# INSTRUCTION
Recast the lines from the start of the records through the line containing "346, 1444, 363]" as a numbered list, omitting any blank lines.

Dataset items:
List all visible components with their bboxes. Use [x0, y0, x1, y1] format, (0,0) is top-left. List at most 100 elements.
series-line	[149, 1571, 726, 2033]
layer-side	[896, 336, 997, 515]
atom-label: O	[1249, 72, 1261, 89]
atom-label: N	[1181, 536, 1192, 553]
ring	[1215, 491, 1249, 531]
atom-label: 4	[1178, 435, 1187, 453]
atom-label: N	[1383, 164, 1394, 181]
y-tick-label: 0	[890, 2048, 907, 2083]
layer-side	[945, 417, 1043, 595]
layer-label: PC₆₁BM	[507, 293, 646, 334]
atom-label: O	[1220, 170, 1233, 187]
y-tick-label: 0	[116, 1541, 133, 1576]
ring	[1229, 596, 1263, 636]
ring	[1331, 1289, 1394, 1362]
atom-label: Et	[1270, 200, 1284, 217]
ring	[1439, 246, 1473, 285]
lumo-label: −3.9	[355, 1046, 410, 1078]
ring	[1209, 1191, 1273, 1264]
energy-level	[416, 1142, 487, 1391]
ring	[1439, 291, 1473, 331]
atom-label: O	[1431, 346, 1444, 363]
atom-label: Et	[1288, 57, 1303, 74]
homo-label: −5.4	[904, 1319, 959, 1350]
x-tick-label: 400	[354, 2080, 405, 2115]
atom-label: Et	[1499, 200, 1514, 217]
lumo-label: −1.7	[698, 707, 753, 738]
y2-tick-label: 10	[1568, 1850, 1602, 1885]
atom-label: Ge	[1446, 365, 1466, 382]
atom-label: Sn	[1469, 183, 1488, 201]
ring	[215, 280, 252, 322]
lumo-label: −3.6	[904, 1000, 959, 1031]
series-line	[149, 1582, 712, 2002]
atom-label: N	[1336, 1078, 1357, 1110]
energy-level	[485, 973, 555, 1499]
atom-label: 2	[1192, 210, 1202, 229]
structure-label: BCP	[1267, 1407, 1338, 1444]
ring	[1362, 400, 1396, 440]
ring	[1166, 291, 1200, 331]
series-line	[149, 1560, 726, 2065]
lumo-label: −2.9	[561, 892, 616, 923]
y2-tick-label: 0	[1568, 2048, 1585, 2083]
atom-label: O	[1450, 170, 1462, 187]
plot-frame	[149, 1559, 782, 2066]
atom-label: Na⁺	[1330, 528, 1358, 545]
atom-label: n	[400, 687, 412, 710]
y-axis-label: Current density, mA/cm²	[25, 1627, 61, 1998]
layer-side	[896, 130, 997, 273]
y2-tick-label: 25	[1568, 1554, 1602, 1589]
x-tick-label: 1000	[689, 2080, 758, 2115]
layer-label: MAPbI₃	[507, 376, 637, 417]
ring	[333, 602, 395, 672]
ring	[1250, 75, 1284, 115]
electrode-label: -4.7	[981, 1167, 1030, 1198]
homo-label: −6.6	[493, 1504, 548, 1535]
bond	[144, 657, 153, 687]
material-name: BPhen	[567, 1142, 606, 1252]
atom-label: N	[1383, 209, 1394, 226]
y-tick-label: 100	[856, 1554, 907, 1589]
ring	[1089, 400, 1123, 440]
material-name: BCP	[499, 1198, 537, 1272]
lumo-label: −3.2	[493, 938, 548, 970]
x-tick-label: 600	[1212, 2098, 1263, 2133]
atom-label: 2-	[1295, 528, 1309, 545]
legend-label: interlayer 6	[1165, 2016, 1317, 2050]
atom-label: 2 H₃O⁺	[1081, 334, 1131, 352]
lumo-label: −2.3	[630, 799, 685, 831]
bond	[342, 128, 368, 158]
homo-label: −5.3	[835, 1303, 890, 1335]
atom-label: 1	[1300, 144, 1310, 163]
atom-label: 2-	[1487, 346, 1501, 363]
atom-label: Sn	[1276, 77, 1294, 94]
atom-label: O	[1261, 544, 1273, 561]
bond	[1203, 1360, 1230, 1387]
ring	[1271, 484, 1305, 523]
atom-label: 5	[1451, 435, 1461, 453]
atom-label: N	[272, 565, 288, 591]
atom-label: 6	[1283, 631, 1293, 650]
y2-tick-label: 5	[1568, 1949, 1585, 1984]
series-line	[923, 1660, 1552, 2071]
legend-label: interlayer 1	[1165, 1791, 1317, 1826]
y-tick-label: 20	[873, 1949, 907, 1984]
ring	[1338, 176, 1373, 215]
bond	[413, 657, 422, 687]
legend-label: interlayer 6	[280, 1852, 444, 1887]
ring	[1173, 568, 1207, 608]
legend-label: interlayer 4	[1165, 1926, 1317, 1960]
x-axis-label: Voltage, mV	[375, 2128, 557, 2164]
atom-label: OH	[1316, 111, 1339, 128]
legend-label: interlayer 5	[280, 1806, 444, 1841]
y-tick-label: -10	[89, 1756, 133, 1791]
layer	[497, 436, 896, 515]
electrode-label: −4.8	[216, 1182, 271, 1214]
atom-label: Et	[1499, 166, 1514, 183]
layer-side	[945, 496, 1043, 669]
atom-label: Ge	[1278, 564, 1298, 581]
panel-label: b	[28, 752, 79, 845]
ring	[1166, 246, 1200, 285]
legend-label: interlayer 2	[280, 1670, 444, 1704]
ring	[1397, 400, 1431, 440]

# RESULT OF THIS TASK
1. List all visible components with their bboxes. Use [x0, y0, x1, y1] format, (0,0) is top-left. List at most 100 elements.
2. series-line	[149, 1571, 726, 2033]
3. layer-side	[896, 336, 997, 515]
4. atom-label: O	[1249, 72, 1261, 89]
5. atom-label: N	[1181, 536, 1192, 553]
6. ring	[1215, 491, 1249, 531]
7. atom-label: 4	[1178, 435, 1187, 453]
8. atom-label: N	[1383, 164, 1394, 181]
9. y-tick-label: 0	[890, 2048, 907, 2083]
10. layer-side	[945, 417, 1043, 595]
11. layer-label: PC₆₁BM	[507, 293, 646, 334]
12. atom-label: O	[1220, 170, 1233, 187]
13. y-tick-label: 0	[116, 1541, 133, 1576]
14. ring	[1229, 596, 1263, 636]
15. ring	[1331, 1289, 1394, 1362]
16. atom-label: Et	[1270, 200, 1284, 217]
17. ring	[1439, 246, 1473, 285]
18. lumo-label: −3.9	[355, 1046, 410, 1078]
19. ring	[1209, 1191, 1273, 1264]
20. energy-level	[416, 1142, 487, 1391]
21. ring	[1439, 291, 1473, 331]
22. atom-label: O	[1431, 346, 1444, 363]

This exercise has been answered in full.